Goal
Return the full material exactly.

* * * *

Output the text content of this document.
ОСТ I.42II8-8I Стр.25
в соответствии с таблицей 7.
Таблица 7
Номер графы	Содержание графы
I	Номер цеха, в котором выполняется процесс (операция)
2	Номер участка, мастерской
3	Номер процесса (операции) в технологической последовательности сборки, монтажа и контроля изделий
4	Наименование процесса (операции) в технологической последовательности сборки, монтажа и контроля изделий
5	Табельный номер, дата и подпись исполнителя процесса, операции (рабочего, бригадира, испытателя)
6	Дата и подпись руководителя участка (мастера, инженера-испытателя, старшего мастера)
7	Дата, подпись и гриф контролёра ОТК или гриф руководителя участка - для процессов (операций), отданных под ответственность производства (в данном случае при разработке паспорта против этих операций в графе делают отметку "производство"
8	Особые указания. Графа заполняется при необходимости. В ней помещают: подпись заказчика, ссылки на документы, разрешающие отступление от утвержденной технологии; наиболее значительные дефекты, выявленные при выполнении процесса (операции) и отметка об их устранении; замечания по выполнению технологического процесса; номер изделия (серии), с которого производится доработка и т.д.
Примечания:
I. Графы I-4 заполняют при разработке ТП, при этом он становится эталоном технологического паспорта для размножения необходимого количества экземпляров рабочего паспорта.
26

* * * *

The completed task
Output the text content of this document.
ОСТ I.42II8-8I Стр.25
в соответствии с таблицей 7.
Таблица 7
Номер графы	Содержание графы
I	Номер цеха, в котором выполняется процесс (операция)
2	Номер участка, мастерской
3	Номер процесса (операции) в технологической последовательности сборки, монтажа и контроля изделий
4	Наименование процесса (операции) в технологической последовательности сборки, монтажа и контроля изделий
5	Табельный номер, дата и подпись исполнителя процесса, операции (рабочего, бригадира, испытателя)
6	Дата и подпись руководителя участка (мастера, инженера-испытателя, старшего мастера)
7	Дата, подпись и гриф контролёра ОТК или гриф руководителя участка - для процессов (операций), отданных под ответственность производства (в данном случае при разработке паспорта против этих операций в графе делают отметку "производство"
8	Особые указания. Графа заполняется при необходимости. В ней помещают: подпись заказчика, ссылки на документы, разрешающие отступление от утвержденной технологии; наиболее значительные дефекты, выявленные при выполнении процесса (операции) и отметка об их устранении; замечания по выполнению технологического процесса; номер изделия (серии), с которого производится доработка и т.д.
Примечания:
I. Графы I-4 заполняют при разработке ТП, при этом он становится эталоном технологического паспорта для размножения необходимого количества экземпляров рабочего паспорта.
26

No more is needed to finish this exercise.